### Directions
Select the lines of the records containing the word "Calo" and list them.

### Listing
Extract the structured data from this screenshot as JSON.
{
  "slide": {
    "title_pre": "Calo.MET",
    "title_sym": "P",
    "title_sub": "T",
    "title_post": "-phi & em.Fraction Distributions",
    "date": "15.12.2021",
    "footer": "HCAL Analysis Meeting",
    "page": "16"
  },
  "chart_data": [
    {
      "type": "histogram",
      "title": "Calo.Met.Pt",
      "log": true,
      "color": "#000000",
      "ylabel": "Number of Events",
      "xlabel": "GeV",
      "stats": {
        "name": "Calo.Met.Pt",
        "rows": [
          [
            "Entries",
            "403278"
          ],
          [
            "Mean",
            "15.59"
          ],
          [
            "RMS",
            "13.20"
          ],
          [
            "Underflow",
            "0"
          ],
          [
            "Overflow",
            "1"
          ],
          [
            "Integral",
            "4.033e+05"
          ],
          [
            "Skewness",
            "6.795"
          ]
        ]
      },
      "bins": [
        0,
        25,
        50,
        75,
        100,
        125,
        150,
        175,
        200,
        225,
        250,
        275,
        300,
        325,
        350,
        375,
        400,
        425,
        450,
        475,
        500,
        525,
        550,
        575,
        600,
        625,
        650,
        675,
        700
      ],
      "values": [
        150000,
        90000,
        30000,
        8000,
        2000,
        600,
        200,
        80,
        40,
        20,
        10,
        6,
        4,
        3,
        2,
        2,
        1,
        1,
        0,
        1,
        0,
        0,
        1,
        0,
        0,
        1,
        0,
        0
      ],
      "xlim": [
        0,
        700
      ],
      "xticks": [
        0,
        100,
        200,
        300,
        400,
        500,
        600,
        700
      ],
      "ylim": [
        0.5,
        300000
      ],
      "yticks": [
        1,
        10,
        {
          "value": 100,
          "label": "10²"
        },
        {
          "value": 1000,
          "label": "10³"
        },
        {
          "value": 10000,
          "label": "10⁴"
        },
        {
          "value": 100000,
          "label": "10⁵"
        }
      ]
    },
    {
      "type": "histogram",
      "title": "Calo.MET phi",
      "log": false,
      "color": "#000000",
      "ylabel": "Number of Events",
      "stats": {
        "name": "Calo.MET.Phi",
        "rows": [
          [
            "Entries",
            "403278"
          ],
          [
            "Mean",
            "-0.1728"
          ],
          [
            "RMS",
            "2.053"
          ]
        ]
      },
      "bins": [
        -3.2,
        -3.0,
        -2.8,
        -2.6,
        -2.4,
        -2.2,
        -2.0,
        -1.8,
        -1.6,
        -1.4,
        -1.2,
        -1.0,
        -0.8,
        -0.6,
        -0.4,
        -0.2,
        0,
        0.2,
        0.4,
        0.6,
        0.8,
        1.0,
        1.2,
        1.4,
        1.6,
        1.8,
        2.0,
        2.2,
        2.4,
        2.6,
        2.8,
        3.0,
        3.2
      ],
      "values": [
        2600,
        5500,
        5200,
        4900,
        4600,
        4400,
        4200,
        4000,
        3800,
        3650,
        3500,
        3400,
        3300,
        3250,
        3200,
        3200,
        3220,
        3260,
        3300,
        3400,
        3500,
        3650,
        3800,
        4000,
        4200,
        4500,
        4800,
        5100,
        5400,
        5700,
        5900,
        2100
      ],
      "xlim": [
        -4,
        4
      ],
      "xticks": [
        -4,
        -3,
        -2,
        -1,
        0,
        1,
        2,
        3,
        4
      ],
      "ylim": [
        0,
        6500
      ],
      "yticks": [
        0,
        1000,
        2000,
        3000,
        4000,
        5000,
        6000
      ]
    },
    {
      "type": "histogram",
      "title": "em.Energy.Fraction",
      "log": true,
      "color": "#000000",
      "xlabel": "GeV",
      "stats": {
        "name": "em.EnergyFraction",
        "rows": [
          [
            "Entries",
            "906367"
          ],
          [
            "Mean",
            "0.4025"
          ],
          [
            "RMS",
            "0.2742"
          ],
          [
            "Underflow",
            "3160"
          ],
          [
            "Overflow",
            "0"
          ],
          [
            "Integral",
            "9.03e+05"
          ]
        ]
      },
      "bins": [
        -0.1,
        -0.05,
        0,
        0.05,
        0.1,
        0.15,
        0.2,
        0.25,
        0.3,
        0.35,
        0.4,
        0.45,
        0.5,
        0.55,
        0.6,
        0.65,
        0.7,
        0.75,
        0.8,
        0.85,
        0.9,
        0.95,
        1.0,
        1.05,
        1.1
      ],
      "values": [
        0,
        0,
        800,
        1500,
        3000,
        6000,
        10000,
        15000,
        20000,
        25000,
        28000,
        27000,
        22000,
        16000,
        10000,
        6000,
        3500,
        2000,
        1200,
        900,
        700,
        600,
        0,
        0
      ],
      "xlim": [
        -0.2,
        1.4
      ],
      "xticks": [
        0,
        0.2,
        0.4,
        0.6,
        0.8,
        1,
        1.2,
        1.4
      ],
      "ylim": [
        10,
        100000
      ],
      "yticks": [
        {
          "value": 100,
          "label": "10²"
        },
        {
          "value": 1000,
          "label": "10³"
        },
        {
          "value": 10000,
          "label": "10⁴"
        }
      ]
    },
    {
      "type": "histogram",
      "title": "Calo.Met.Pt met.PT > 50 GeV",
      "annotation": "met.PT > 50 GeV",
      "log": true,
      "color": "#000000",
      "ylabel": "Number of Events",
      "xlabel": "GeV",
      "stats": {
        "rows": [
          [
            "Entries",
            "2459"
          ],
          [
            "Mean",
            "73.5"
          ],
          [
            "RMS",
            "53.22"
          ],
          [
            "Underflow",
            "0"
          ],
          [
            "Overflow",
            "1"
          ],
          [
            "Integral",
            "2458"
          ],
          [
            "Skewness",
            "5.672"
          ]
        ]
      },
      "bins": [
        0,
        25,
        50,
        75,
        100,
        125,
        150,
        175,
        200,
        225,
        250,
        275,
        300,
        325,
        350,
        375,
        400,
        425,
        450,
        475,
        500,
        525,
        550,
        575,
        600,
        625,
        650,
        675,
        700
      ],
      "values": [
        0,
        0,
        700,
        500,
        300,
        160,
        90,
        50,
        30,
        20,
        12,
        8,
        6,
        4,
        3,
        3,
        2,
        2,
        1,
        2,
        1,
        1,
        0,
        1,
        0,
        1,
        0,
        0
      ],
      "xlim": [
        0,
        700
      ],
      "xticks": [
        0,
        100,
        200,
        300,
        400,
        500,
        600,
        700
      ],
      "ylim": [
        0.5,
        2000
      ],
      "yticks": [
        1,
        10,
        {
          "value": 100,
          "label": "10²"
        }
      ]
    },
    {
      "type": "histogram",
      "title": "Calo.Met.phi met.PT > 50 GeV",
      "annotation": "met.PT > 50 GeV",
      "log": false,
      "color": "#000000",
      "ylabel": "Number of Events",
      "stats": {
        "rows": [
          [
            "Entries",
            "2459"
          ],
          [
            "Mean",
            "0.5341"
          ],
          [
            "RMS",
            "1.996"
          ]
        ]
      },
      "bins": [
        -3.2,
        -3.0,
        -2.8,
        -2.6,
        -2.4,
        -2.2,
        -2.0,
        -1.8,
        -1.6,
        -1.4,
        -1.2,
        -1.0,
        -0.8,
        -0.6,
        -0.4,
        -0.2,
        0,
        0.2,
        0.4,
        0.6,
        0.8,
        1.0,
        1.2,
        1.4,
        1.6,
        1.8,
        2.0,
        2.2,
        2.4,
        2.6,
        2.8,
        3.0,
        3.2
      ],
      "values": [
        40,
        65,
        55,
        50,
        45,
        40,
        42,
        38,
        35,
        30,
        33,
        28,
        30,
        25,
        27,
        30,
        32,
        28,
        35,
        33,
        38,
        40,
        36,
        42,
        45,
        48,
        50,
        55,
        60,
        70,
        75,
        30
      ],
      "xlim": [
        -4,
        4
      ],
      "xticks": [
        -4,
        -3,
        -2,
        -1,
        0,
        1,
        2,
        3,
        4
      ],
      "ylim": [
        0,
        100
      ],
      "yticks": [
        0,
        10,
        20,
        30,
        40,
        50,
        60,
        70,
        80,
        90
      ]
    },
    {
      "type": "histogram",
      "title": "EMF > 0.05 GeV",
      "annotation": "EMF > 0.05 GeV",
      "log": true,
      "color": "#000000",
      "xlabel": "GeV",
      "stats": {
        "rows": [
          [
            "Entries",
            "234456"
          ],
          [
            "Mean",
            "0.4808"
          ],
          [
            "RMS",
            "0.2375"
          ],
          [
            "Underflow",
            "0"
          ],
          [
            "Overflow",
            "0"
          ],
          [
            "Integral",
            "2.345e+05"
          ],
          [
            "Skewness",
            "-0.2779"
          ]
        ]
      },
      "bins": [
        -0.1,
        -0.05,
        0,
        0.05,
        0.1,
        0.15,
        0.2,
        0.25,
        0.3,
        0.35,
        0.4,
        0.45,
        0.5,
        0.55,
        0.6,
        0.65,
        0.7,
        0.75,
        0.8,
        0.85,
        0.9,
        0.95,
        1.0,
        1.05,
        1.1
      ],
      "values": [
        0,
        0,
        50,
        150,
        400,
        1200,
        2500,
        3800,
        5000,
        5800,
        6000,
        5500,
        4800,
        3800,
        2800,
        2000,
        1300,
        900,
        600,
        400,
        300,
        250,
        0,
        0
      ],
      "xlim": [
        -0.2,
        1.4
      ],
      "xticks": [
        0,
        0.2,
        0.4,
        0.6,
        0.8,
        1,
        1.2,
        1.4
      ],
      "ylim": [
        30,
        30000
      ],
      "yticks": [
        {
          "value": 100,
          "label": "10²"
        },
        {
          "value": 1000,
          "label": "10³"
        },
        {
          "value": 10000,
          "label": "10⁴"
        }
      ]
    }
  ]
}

### Answer in full
    "title_pre": "Calo.MET",
      "title": "Calo.Met.Pt",
        "name": "Calo.Met.Pt",
      "title": "Calo.MET phi",
        "name": "Calo.MET.Phi",
      "title": "Calo.Met.Pt met.PT > 50 GeV",
      "title": "Calo.Met.phi met.PT > 50 GeV",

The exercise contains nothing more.